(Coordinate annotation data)

------------------------

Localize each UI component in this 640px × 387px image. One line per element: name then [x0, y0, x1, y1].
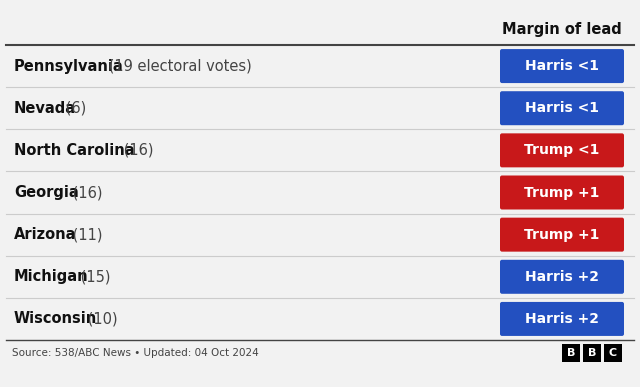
Text: Harris +2: Harris +2 — [525, 270, 599, 284]
FancyBboxPatch shape — [562, 344, 580, 362]
Text: Margin of lead: Margin of lead — [502, 22, 622, 37]
Text: (6): (6) — [61, 101, 86, 116]
Text: (19 electoral votes): (19 electoral votes) — [104, 58, 252, 74]
Text: North Carolina: North Carolina — [14, 143, 134, 158]
Text: Trump <1: Trump <1 — [524, 143, 600, 158]
FancyBboxPatch shape — [500, 49, 624, 83]
Text: Georgia: Georgia — [14, 185, 79, 200]
FancyBboxPatch shape — [500, 302, 624, 336]
Text: Harris <1: Harris <1 — [525, 59, 599, 73]
FancyBboxPatch shape — [500, 175, 624, 209]
FancyBboxPatch shape — [500, 91, 624, 125]
Text: (16): (16) — [119, 143, 154, 158]
Text: (10): (10) — [83, 312, 117, 326]
Text: Harris <1: Harris <1 — [525, 101, 599, 115]
Text: B: B — [567, 348, 575, 358]
Text: (16): (16) — [68, 185, 103, 200]
Text: Michigan: Michigan — [14, 269, 88, 284]
Text: (15): (15) — [76, 269, 110, 284]
FancyBboxPatch shape — [500, 134, 624, 167]
FancyBboxPatch shape — [500, 217, 624, 252]
FancyBboxPatch shape — [604, 344, 622, 362]
Text: C: C — [609, 348, 617, 358]
Text: B: B — [588, 348, 596, 358]
FancyBboxPatch shape — [500, 260, 624, 294]
Text: Harris +2: Harris +2 — [525, 312, 599, 326]
Text: (11): (11) — [68, 227, 103, 242]
Text: Nevada: Nevada — [14, 101, 76, 116]
FancyBboxPatch shape — [583, 344, 601, 362]
Text: Source: 538/ABC News • Updated: 04 Oct 2024: Source: 538/ABC News • Updated: 04 Oct 2… — [12, 348, 259, 358]
Text: Pennsylvania: Pennsylvania — [14, 58, 124, 74]
Text: Trump +1: Trump +1 — [524, 185, 600, 200]
Text: Wisconsin: Wisconsin — [14, 312, 97, 326]
Text: Arizona: Arizona — [14, 227, 77, 242]
Text: Trump +1: Trump +1 — [524, 228, 600, 241]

------------------------

* _Instruction_
Report every line of the data above that contains the word "shape", treating uppercase and lowercase as different.

* _Response to the task_
FancyBboxPatch shape — [562, 344, 580, 362]
FancyBboxPatch shape — [500, 49, 624, 83]
FancyBboxPatch shape — [500, 302, 624, 336]
FancyBboxPatch shape — [500, 175, 624, 209]
FancyBboxPatch shape — [500, 91, 624, 125]
FancyBboxPatch shape — [500, 134, 624, 167]
FancyBboxPatch shape — [500, 217, 624, 252]
FancyBboxPatch shape — [604, 344, 622, 362]
FancyBboxPatch shape — [500, 260, 624, 294]
FancyBboxPatch shape — [583, 344, 601, 362]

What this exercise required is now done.